== Provided data ==
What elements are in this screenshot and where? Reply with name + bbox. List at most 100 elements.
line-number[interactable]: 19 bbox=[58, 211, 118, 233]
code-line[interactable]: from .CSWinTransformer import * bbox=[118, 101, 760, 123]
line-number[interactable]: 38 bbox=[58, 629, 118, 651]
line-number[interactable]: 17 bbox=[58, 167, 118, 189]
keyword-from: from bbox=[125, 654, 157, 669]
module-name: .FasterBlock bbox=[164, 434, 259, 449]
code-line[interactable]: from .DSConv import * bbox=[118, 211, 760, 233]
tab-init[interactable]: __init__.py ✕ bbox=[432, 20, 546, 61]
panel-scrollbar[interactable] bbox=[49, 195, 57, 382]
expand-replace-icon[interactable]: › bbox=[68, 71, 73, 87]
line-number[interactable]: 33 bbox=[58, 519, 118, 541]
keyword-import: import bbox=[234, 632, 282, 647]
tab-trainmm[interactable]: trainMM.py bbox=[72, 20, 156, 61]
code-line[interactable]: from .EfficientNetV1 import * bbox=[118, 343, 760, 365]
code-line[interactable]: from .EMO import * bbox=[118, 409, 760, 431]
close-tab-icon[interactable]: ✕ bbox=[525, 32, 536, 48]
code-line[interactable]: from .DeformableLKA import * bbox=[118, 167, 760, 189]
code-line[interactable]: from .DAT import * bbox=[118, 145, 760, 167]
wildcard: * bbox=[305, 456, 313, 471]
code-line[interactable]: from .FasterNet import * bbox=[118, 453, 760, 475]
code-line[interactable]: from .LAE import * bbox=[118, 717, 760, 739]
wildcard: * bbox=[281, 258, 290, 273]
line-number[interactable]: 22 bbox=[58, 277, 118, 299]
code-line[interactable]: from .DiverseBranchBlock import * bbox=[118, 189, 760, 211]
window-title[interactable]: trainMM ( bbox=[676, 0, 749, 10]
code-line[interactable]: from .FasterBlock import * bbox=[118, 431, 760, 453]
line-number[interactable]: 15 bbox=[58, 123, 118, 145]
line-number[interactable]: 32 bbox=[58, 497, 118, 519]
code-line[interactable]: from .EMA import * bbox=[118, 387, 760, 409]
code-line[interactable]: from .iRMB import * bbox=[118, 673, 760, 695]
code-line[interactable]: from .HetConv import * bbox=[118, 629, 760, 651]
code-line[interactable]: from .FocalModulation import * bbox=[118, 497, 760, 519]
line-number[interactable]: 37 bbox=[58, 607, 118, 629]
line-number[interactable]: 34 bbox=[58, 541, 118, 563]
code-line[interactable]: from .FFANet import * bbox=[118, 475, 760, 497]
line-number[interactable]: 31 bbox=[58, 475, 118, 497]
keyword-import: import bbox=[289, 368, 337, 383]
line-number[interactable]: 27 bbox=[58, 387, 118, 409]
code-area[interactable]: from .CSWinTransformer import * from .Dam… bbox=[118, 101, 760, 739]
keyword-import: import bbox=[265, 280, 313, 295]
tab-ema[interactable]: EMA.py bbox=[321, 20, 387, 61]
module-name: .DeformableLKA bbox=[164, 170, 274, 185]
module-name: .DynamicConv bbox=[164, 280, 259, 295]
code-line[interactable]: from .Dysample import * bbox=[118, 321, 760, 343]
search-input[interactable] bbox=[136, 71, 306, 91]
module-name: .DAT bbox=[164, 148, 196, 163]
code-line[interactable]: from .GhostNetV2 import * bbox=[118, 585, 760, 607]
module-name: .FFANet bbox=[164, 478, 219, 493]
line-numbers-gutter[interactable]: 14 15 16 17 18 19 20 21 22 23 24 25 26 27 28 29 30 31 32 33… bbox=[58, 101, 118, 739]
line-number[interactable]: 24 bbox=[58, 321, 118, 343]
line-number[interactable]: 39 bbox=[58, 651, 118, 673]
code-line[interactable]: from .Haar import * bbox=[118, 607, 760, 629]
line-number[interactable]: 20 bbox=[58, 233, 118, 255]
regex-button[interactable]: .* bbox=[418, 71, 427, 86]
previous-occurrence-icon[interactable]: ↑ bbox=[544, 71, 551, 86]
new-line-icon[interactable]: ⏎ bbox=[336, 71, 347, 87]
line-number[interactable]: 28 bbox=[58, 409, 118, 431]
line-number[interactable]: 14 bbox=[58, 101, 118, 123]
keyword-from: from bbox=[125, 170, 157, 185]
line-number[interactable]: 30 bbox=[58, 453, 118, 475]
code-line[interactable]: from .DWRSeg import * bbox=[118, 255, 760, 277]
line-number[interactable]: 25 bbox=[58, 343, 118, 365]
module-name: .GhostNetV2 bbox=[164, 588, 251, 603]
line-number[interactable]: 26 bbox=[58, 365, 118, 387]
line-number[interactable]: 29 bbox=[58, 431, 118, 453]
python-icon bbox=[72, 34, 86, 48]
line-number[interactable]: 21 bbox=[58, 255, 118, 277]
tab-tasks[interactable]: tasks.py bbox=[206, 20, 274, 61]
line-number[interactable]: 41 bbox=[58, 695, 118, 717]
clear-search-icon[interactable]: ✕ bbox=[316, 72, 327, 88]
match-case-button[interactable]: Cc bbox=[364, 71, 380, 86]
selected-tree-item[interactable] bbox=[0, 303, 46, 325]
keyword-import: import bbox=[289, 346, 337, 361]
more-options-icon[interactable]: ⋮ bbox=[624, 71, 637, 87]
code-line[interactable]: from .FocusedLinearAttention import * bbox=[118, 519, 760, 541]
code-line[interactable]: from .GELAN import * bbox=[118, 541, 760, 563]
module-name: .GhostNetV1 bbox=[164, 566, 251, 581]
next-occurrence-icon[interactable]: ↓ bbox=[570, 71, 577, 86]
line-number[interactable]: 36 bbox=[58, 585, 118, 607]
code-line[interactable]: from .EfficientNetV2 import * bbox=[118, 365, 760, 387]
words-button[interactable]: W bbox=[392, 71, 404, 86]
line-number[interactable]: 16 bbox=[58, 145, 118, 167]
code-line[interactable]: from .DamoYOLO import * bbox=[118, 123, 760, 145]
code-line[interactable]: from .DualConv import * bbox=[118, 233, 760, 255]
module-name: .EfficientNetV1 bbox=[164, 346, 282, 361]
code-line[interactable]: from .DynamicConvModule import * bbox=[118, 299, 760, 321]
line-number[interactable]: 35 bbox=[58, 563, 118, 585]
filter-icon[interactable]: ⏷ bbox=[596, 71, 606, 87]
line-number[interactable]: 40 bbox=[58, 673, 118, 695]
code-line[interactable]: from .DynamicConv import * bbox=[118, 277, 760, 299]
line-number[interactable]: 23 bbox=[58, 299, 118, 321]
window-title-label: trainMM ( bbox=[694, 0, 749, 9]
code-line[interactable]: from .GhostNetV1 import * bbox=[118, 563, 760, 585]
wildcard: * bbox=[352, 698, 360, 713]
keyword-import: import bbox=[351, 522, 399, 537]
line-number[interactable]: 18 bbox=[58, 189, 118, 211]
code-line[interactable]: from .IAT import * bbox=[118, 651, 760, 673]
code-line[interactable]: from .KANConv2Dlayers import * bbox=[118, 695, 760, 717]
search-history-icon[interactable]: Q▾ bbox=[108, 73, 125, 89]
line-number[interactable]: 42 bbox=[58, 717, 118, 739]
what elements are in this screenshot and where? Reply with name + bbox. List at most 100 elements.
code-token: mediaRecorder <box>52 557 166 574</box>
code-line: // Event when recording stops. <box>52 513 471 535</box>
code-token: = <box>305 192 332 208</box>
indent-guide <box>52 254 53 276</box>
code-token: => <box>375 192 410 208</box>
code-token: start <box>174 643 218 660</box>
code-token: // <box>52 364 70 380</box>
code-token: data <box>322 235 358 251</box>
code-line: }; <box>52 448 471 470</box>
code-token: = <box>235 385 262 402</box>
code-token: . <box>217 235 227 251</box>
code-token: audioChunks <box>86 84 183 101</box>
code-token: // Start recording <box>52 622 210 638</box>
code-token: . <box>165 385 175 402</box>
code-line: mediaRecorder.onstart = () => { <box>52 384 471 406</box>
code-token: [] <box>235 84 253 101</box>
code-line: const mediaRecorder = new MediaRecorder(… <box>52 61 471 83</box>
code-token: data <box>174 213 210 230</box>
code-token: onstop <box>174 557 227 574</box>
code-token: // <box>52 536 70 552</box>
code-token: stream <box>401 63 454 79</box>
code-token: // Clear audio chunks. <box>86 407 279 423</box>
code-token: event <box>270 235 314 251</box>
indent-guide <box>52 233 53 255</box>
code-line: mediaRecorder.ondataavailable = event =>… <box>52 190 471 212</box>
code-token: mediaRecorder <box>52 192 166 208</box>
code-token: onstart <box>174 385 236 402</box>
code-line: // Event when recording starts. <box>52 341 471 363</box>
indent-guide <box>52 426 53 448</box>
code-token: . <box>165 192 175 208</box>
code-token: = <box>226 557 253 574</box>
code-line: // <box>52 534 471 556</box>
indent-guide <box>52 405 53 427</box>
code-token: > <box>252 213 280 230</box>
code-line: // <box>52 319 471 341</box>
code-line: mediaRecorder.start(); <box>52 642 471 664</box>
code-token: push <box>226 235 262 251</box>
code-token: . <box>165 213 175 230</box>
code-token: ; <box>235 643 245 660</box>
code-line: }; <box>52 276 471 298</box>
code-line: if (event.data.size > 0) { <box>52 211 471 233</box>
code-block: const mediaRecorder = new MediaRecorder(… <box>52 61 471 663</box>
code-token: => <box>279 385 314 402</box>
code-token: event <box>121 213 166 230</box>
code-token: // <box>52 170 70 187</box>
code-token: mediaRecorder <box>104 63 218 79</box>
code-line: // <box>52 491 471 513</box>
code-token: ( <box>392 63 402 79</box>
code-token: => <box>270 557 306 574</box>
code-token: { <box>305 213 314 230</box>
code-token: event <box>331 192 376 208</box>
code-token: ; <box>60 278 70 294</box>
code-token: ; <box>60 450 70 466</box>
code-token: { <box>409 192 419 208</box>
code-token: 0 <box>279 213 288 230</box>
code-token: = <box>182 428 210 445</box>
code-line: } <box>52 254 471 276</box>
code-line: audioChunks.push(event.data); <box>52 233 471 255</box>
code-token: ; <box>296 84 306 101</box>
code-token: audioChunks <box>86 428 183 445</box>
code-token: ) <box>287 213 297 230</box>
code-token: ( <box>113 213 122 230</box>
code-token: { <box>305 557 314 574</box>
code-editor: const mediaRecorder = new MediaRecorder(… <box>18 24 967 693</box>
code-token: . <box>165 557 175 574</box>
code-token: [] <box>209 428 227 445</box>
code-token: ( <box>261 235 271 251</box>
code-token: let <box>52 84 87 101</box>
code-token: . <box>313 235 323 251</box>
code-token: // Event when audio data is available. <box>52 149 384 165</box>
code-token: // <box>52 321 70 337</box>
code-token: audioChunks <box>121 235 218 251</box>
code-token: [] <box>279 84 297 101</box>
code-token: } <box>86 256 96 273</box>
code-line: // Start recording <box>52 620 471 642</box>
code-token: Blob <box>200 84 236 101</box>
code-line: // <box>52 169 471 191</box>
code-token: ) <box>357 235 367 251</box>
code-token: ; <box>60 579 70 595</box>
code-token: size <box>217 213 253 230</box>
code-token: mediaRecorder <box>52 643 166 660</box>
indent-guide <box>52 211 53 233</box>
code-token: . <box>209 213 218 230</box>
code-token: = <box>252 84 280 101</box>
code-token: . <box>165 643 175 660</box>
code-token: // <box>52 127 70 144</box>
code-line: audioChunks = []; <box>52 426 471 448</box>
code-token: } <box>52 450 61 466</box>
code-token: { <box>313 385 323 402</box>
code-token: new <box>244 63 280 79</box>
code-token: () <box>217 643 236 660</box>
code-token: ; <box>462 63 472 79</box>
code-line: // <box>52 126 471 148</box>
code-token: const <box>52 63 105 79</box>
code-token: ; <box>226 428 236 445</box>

== Work instructions ==
Rewrite everything from the start of the listing down to the line containing "wildcard: * bbox=[281, 258, 290, 273]", with "code-line" swapped for "source-line" and all else unchanged.

== Correct result ==
What elements are in this screenshot and where? Reply with name + bbox. List at most 100 elements.
line-number[interactable]: 19 bbox=[58, 211, 118, 233]
source-line[interactable]: from .CSWinTransformer import * bbox=[118, 101, 760, 123]
line-number[interactable]: 38 bbox=[58, 629, 118, 651]
line-number[interactable]: 17 bbox=[58, 167, 118, 189]
keyword-from: from bbox=[125, 654, 157, 669]
module-name: .FasterBlock bbox=[164, 434, 259, 449]
source-line[interactable]: from .DSConv import * bbox=[118, 211, 760, 233]
tab-init[interactable]: __init__.py ✕ bbox=[432, 20, 546, 61]
panel-scrollbar[interactable] bbox=[49, 195, 57, 382]
expand-replace-icon[interactable]: › bbox=[68, 71, 73, 87]
line-number[interactable]: 33 bbox=[58, 519, 118, 541]
keyword-import: import bbox=[234, 632, 282, 647]
tab-trainmm[interactable]: trainMM.py bbox=[72, 20, 156, 61]
source-line[interactable]: from .EfficientNetV1 import * bbox=[118, 343, 760, 365]
source-line[interactable]: from .EMO import * bbox=[118, 409, 760, 431]
close-tab-icon[interactable]: ✕ bbox=[525, 32, 536, 48]
source-line[interactable]: from .DeformableLKA import * bbox=[118, 167, 760, 189]
source-line[interactable]: from .DAT import * bbox=[118, 145, 760, 167]
wildcard: * bbox=[305, 456, 313, 471]
source-line[interactable]: from .FasterNet import * bbox=[118, 453, 760, 475]
source-line[interactable]: from .LAE import * bbox=[118, 717, 760, 739]
wildcard: * bbox=[281, 258, 290, 273]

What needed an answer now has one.